Give an exact transcription of every line, dropping the images.

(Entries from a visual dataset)
/---
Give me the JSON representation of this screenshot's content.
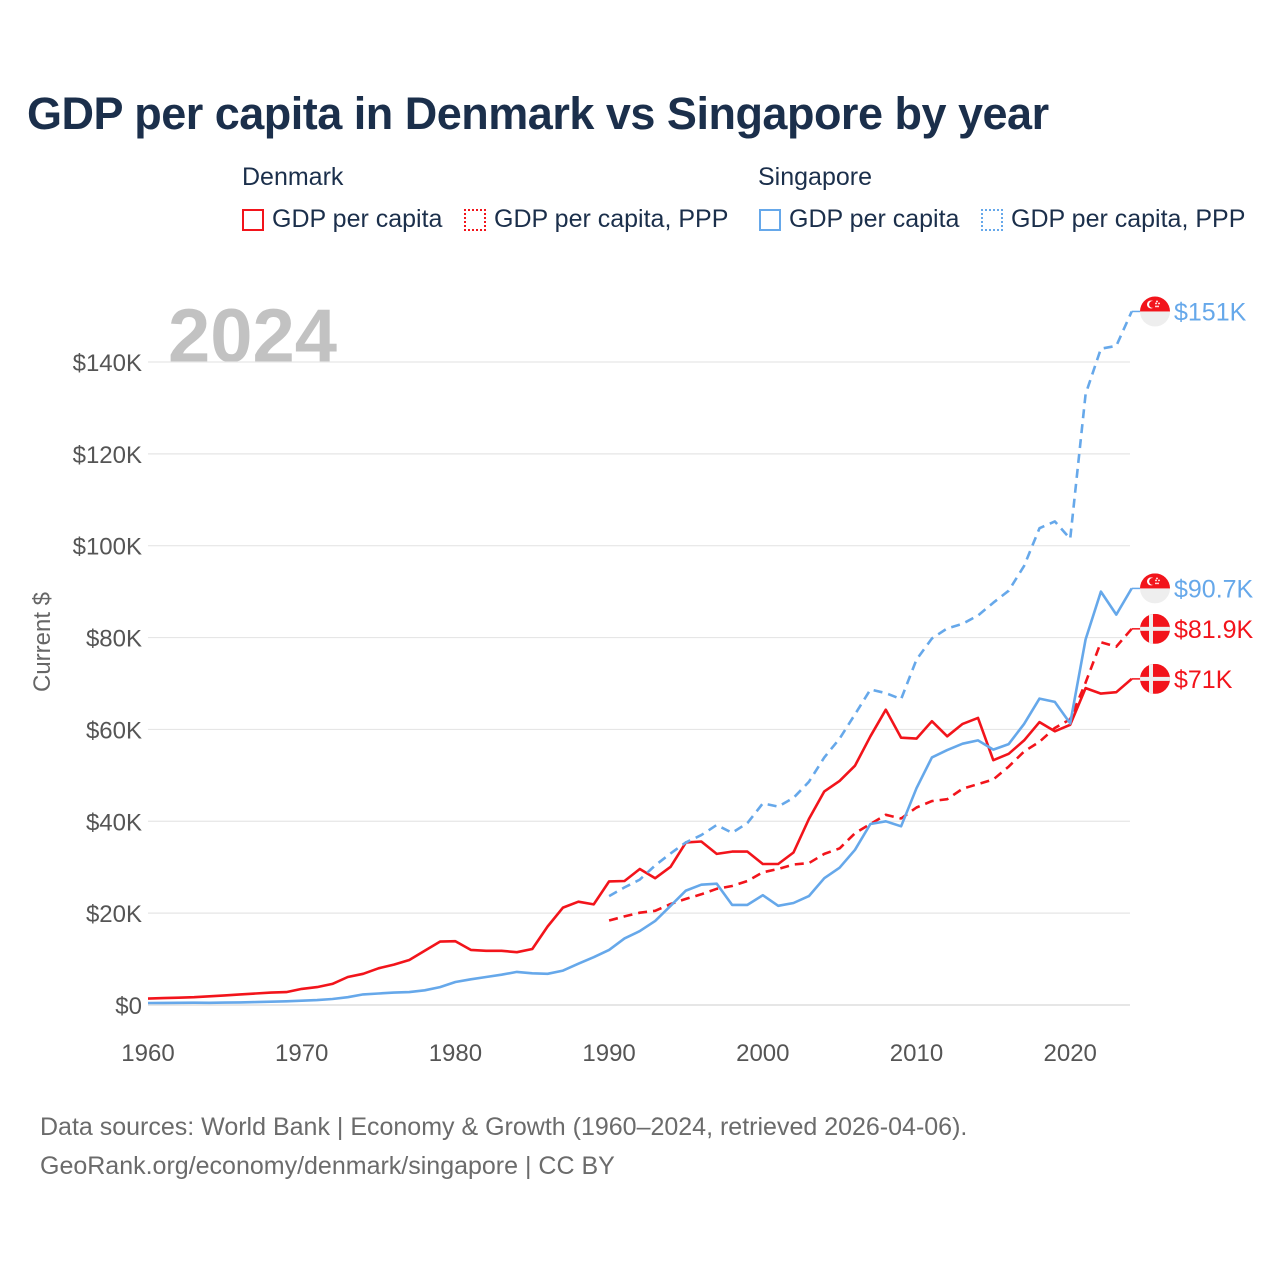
{
  "title": "GDP per capita in Denmark vs Singapore by year",
  "legend": {
    "groups": [
      {
        "name": "Denmark",
        "items": [
          "GDP per capita",
          "GDP per capita, PPP"
        ]
      },
      {
        "name": "Singapore",
        "items": [
          "GDP per capita",
          "GDP per capita, PPP"
        ]
      }
    ]
  },
  "footer": {
    "line1": "Data sources: World Bank | Economy & Growth (1960–2024, retrieved 2026-04-06).",
    "line2": "GeoRank.org/economy/denmark/singapore | CC BY"
  },
  "colors": {
    "denmark": "#f2141b",
    "singapore": "#66a8ea",
    "grid": "#e6e6e6",
    "axis_text": "#555555",
    "year_watermark": "#c2c2c2"
  },
  "chart_data": {
    "type": "line",
    "year_label": "2024",
    "ylabel": "Current $",
    "xlim": [
      1960,
      2024
    ],
    "ylim": [
      0,
      150000
    ],
    "x_ticks": [
      1960,
      1970,
      1980,
      1990,
      2000,
      2010,
      2020
    ],
    "y_ticks": [
      {
        "v": 0,
        "label": "$0"
      },
      {
        "v": 20000,
        "label": "$20K"
      },
      {
        "v": 40000,
        "label": "$40K"
      },
      {
        "v": 60000,
        "label": "$60K"
      },
      {
        "v": 80000,
        "label": "$80K"
      },
      {
        "v": 100000,
        "label": "$100K"
      },
      {
        "v": 120000,
        "label": "$120K"
      },
      {
        "v": 140000,
        "label": "$140K"
      }
    ],
    "grid": true,
    "series": [
      {
        "name": "Denmark GDP per capita",
        "country": "denmark",
        "dashed": false,
        "start": 1960,
        "end_label": "$71K",
        "values_k": [
          1.4,
          1.5,
          1.6,
          1.7,
          1.9,
          2.1,
          2.3,
          2.5,
          2.7,
          2.8,
          3.5,
          3.9,
          4.6,
          6.1,
          6.8,
          8.0,
          8.8,
          9.8,
          11.8,
          13.8,
          13.9,
          12.0,
          11.8,
          11.8,
          11.5,
          12.2,
          17.1,
          21.2,
          22.5,
          21.9,
          26.9,
          27.0,
          29.6,
          27.6,
          30.1,
          35.4,
          35.6,
          32.9,
          33.4,
          33.4,
          30.7,
          30.7,
          33.2,
          40.5,
          46.5,
          48.8,
          52.1,
          58.5,
          64.3,
          58.2,
          58.0,
          61.8,
          58.5,
          61.2,
          62.5,
          53.3,
          54.7,
          57.6,
          61.6,
          59.6,
          61.0,
          69.0,
          67.8,
          68.1,
          71.0
        ]
      },
      {
        "name": "Denmark GDP per capita, PPP",
        "country": "denmark",
        "dashed": true,
        "start": 1990,
        "end_label": "$81.9K",
        "values_k": [
          18.4,
          19.3,
          20.1,
          20.5,
          22.0,
          23.1,
          24.1,
          25.3,
          25.9,
          27.0,
          28.9,
          29.6,
          30.6,
          30.9,
          32.9,
          34.1,
          37.4,
          39.4,
          41.4,
          40.6,
          43.0,
          44.4,
          44.8,
          47.1,
          48.1,
          49.1,
          51.9,
          55.2,
          57.3,
          60.3,
          62.2,
          70.2,
          79.0,
          78.0,
          81.9
        ]
      },
      {
        "name": "Singapore GDP per capita",
        "country": "singapore",
        "dashed": false,
        "start": 1960,
        "end_label": "$90.7K",
        "values_k": [
          0.43,
          0.45,
          0.47,
          0.5,
          0.48,
          0.52,
          0.57,
          0.63,
          0.71,
          0.81,
          0.93,
          1.07,
          1.3,
          1.7,
          2.3,
          2.5,
          2.7,
          2.8,
          3.2,
          3.9,
          5.0,
          5.6,
          6.1,
          6.6,
          7.2,
          6.9,
          6.8,
          7.5,
          9.0,
          10.4,
          12.0,
          14.5,
          16.1,
          18.3,
          21.6,
          24.9,
          26.2,
          26.4,
          21.8,
          21.8,
          23.9,
          21.6,
          22.2,
          23.7,
          27.6,
          29.9,
          33.8,
          39.4,
          40.0,
          38.9,
          47.2,
          53.9,
          55.5,
          56.9,
          57.6,
          55.6,
          56.8,
          61.2,
          66.7,
          66.0,
          61.3,
          79.6,
          90.0,
          85.0,
          90.7
        ]
      },
      {
        "name": "Singapore GDP per capita, PPP",
        "country": "singapore",
        "dashed": true,
        "start": 1990,
        "end_label": "$151K",
        "values_k": [
          23.7,
          25.6,
          27.3,
          30.4,
          33.0,
          35.4,
          37.0,
          39.2,
          37.5,
          39.6,
          43.9,
          43.2,
          45.1,
          48.6,
          53.9,
          58.0,
          63.3,
          68.7,
          67.9,
          66.6,
          75.2,
          79.8,
          82.0,
          83.0,
          84.8,
          87.6,
          90.2,
          95.6,
          103.8,
          105.3,
          101.5,
          133.0,
          142.9,
          143.5,
          151.0
        ]
      }
    ]
  }
}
\---
→ **ANSWER BELOW**:
Give me the JSON representation of this screenshot's content.
{
  "title": "GDP per capita in Denmark vs Singapore by year",
  "legend": {
    "groups": [
      {
        "name": "Denmark",
        "items": [
          "GDP per capita",
          "GDP per capita, PPP"
        ]
      },
      {
        "name": "Singapore",
        "items": [
          "GDP per capita",
          "GDP per capita, PPP"
        ]
      }
    ]
  },
  "footer": {
    "line1": "Data sources: World Bank | Economy & Growth (1960–2024, retrieved 2026-04-06).",
    "line2": "GeoRank.org/economy/denmark/singapore | CC BY"
  },
  "colors": {
    "denmark": "#f2141b",
    "singapore": "#66a8ea",
    "grid": "#e6e6e6",
    "axis_text": "#555555",
    "year_watermark": "#c2c2c2"
  },
  "chart_data": {
    "type": "line",
    "year_label": "2024",
    "ylabel": "Current $",
    "xlim": [
      1960,
      2024
    ],
    "ylim": [
      0,
      150000
    ],
    "x_ticks": [
      1960,
      1970,
      1980,
      1990,
      2000,
      2010,
      2020
    ],
    "y_ticks": [
      {
        "v": 0,
        "label": "$0"
      },
      {
        "v": 20000,
        "label": "$20K"
      },
      {
        "v": 40000,
        "label": "$40K"
      },
      {
        "v": 60000,
        "label": "$60K"
      },
      {
        "v": 80000,
        "label": "$80K"
      },
      {
        "v": 100000,
        "label": "$100K"
      },
      {
        "v": 120000,
        "label": "$120K"
      },
      {
        "v": 140000,
        "label": "$140K"
      }
    ],
    "grid": true,
    "series": [
      {
        "name": "Denmark GDP per capita",
        "country": "denmark",
        "dashed": false,
        "start": 1960,
        "end_label": "$71K",
        "values_k": [
          1.4,
          1.5,
          1.6,
          1.7,
          1.9,
          2.1,
          2.3,
          2.5,
          2.7,
          2.8,
          3.5,
          3.9,
          4.6,
          6.1,
          6.8,
          8.0,
          8.8,
          9.8,
          11.8,
          13.8,
          13.9,
          12.0,
          11.8,
          11.8,
          11.5,
          12.2,
          17.1,
          21.2,
          22.5,
          21.9,
          26.9,
          27.0,
          29.6,
          27.6,
          30.1,
          35.4,
          35.6,
          32.9,
          33.4,
          33.4,
          30.7,
          30.7,
          33.2,
          40.5,
          46.5,
          48.8,
          52.1,
          58.5,
          64.3,
          58.2,
          58.0,
          61.8,
          58.5,
          61.2,
          62.5,
          53.3,
          54.7,
          57.6,
          61.6,
          59.6,
          61.0,
          69.0,
          67.8,
          68.1,
          71.0
        ]
      },
      {
        "name": "Denmark GDP per capita, PPP",
        "country": "denmark",
        "dashed": true,
        "start": 1990,
        "end_label": "$81.9K",
        "values_k": [
          18.4,
          19.3,
          20.1,
          20.5,
          22.0,
          23.1,
          24.1,
          25.3,
          25.9,
          27.0,
          28.9,
          29.6,
          30.6,
          30.9,
          32.9,
          34.1,
          37.4,
          39.4,
          41.4,
          40.6,
          43.0,
          44.4,
          44.8,
          47.1,
          48.1,
          49.1,
          51.9,
          55.2,
          57.3,
          60.3,
          62.2,
          70.2,
          79.0,
          78.0,
          81.9
        ]
      },
      {
        "name": "Singapore GDP per capita",
        "country": "singapore",
        "dashed": false,
        "start": 1960,
        "end_label": "$90.7K",
        "values_k": [
          0.43,
          0.45,
          0.47,
          0.5,
          0.48,
          0.52,
          0.57,
          0.63,
          0.71,
          0.81,
          0.93,
          1.07,
          1.3,
          1.7,
          2.3,
          2.5,
          2.7,
          2.8,
          3.2,
          3.9,
          5.0,
          5.6,
          6.1,
          6.6,
          7.2,
          6.9,
          6.8,
          7.5,
          9.0,
          10.4,
          12.0,
          14.5,
          16.1,
          18.3,
          21.6,
          24.9,
          26.2,
          26.4,
          21.8,
          21.8,
          23.9,
          21.6,
          22.2,
          23.7,
          27.6,
          29.9,
          33.8,
          39.4,
          40.0,
          38.9,
          47.2,
          53.9,
          55.5,
          56.9,
          57.6,
          55.6,
          56.8,
          61.2,
          66.7,
          66.0,
          61.3,
          79.6,
          90.0,
          85.0,
          90.7
        ]
      },
      {
        "name": "Singapore GDP per capita, PPP",
        "country": "singapore",
        "dashed": true,
        "start": 1990,
        "end_label": "$151K",
        "values_k": [
          23.7,
          25.6,
          27.3,
          30.4,
          33.0,
          35.4,
          37.0,
          39.2,
          37.5,
          39.6,
          43.9,
          43.2,
          45.1,
          48.6,
          53.9,
          58.0,
          63.3,
          68.7,
          67.9,
          66.6,
          75.2,
          79.8,
          82.0,
          83.0,
          84.8,
          87.6,
          90.2,
          95.6,
          103.8,
          105.3,
          101.5,
          133.0,
          142.9,
          143.5,
          151.0
        ]
      }
    ]
  }
}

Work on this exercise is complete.